PROBLEM DESCRIPTION
Which lines in the records below contain the word "Elektronikus"? Copy each of them.

ENTRIES SHOWN
Start
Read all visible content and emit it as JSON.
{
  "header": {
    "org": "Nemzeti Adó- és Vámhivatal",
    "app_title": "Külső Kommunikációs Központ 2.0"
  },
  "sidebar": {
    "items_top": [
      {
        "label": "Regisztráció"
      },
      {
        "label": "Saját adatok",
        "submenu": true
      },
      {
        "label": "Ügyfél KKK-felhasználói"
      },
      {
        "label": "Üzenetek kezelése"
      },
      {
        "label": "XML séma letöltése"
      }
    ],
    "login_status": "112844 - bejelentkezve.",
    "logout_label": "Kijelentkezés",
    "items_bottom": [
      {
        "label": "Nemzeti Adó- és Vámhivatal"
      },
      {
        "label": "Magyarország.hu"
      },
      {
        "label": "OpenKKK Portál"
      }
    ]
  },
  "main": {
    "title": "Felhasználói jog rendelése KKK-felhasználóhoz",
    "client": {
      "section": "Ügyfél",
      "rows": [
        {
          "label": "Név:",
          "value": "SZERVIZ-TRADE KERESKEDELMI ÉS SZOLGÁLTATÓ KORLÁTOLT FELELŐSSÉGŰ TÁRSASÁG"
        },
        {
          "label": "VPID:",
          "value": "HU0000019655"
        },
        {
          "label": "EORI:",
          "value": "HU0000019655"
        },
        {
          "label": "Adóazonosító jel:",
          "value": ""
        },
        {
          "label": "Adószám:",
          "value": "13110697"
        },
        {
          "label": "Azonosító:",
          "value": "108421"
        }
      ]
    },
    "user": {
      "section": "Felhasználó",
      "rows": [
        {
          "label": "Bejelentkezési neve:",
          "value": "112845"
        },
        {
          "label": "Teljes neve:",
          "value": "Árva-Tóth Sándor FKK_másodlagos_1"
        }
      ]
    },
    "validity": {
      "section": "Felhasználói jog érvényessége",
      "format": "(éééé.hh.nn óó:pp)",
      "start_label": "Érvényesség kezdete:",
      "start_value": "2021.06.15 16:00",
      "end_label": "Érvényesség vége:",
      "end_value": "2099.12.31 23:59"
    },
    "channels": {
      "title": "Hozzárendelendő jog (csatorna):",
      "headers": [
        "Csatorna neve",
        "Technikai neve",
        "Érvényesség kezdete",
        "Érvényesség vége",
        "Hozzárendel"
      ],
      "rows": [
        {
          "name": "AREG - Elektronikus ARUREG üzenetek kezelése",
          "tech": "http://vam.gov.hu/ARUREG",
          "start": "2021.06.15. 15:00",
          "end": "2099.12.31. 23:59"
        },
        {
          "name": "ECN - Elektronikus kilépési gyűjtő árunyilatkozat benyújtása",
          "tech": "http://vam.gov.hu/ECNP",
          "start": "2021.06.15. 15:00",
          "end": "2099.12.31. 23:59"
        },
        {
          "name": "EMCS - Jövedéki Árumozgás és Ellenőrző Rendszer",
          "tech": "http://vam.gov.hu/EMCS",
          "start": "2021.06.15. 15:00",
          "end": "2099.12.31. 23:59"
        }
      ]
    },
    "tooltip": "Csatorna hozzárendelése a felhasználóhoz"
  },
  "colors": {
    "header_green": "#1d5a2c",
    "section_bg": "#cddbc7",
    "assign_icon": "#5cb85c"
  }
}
End
OUTPUT
          "name": "AREG - Elektronikus ARUREG üzenetek kezelése",
          "name": "ECN - Elektronikus kilépési gyűjtő árunyilatkozat benyújtása",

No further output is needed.